* What you should do: Go through the listing below and list every line with "check".

* Records shown:
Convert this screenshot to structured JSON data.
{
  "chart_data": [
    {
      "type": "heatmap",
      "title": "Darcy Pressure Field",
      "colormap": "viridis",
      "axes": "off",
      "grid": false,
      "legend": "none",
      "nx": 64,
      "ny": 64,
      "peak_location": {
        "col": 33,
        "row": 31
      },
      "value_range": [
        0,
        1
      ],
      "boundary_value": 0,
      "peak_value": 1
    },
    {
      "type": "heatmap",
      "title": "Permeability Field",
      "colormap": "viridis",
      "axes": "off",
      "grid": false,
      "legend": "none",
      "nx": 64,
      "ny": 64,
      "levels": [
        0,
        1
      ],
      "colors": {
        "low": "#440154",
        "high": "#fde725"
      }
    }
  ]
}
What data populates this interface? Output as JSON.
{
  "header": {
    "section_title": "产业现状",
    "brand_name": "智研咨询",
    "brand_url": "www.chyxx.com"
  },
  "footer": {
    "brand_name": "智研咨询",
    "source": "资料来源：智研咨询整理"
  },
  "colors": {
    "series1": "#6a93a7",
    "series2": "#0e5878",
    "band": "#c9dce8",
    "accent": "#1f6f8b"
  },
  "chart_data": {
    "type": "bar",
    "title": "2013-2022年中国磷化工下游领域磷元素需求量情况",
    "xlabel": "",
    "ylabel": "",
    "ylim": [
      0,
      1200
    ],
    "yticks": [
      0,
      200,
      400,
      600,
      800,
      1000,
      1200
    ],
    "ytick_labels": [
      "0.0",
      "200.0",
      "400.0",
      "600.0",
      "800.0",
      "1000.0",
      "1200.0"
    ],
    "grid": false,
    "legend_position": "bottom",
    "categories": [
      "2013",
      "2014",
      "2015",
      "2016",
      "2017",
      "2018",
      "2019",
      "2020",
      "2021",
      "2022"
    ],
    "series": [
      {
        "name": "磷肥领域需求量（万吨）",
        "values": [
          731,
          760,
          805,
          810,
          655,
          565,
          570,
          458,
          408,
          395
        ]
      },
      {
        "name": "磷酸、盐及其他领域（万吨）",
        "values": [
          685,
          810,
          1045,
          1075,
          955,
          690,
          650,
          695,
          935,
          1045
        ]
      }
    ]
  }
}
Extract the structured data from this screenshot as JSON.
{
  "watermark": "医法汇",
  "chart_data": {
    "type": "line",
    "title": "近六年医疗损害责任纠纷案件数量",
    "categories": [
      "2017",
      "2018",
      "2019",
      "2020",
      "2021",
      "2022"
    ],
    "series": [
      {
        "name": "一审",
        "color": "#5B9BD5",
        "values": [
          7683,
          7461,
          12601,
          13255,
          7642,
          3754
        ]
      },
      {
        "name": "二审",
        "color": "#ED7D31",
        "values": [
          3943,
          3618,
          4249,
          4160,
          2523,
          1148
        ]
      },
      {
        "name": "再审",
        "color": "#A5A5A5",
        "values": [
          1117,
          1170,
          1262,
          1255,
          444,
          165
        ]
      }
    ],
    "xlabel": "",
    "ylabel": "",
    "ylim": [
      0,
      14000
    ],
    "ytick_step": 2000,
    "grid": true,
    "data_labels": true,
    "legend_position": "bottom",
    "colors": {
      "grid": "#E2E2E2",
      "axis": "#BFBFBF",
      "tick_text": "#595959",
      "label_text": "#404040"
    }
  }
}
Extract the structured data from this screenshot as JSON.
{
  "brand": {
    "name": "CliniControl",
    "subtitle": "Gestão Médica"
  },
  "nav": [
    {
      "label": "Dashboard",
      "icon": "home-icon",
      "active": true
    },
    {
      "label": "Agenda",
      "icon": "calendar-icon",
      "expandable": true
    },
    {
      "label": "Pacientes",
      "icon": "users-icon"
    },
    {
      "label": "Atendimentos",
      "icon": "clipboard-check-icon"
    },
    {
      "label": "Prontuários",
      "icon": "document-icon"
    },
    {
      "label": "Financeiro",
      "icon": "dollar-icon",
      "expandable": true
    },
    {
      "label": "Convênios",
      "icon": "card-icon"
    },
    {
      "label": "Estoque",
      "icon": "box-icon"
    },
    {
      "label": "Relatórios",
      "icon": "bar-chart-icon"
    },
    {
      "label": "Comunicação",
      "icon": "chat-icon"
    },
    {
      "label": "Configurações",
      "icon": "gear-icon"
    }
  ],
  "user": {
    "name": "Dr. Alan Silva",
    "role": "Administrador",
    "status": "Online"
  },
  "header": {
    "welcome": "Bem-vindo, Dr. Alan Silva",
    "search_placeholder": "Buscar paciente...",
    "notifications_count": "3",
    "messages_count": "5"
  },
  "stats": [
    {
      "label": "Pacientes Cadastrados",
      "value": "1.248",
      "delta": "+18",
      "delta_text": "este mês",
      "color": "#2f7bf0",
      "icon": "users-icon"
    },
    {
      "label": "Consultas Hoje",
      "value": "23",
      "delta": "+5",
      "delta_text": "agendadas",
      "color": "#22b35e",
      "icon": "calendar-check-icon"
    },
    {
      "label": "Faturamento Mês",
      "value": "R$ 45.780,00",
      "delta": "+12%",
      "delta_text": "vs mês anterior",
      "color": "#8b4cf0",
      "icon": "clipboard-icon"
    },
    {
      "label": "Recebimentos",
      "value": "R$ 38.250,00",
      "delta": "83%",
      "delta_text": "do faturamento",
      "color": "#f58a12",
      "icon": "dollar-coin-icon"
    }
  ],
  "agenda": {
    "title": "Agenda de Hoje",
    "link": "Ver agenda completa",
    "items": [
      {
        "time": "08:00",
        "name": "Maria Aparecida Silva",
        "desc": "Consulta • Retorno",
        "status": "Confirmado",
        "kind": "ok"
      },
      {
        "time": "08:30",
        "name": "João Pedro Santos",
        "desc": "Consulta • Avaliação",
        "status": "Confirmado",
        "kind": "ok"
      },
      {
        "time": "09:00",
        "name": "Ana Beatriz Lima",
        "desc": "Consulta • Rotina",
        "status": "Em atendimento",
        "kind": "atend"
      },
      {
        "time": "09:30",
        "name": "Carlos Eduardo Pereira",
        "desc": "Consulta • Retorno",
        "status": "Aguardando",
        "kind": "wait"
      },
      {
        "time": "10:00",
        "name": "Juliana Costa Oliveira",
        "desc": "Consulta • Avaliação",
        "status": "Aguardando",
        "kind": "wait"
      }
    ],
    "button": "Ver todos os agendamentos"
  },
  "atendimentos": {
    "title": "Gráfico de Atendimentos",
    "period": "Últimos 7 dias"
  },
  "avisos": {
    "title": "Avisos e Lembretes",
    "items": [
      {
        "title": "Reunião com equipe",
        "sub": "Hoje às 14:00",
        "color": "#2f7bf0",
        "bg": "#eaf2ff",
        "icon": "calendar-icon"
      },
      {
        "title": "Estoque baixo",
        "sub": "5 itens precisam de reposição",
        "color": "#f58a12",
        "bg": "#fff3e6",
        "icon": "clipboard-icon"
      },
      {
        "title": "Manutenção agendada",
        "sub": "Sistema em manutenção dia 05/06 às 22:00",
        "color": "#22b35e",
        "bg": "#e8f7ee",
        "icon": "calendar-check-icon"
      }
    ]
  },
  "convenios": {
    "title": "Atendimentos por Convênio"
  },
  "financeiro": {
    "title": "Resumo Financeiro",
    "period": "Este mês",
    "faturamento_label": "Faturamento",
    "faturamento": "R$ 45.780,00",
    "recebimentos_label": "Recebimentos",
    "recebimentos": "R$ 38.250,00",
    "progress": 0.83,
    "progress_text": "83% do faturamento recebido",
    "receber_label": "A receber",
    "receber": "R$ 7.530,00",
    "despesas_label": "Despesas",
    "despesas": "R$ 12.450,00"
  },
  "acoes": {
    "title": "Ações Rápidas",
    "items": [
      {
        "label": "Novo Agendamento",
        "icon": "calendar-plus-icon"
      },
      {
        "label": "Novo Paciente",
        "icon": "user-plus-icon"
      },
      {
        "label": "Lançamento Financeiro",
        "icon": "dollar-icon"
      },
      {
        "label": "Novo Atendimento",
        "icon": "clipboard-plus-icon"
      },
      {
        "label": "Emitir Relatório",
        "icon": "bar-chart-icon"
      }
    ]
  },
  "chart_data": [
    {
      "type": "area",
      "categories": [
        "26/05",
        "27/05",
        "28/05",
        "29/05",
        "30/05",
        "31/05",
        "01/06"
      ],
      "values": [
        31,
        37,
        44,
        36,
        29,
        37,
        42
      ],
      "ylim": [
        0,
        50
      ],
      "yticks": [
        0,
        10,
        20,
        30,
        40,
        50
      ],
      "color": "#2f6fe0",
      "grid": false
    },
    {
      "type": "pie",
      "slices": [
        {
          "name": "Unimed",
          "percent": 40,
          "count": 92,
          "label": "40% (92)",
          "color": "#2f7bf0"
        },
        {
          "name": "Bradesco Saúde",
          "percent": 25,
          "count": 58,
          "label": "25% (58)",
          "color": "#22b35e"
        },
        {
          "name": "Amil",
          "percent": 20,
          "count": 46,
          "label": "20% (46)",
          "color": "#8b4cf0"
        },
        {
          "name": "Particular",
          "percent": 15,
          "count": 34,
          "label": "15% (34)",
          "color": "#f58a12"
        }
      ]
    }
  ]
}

* Exercise result:
      "icon": "clipboard-check-icon"
      "icon": "calendar-check-icon"
        "icon": "calendar-check-icon"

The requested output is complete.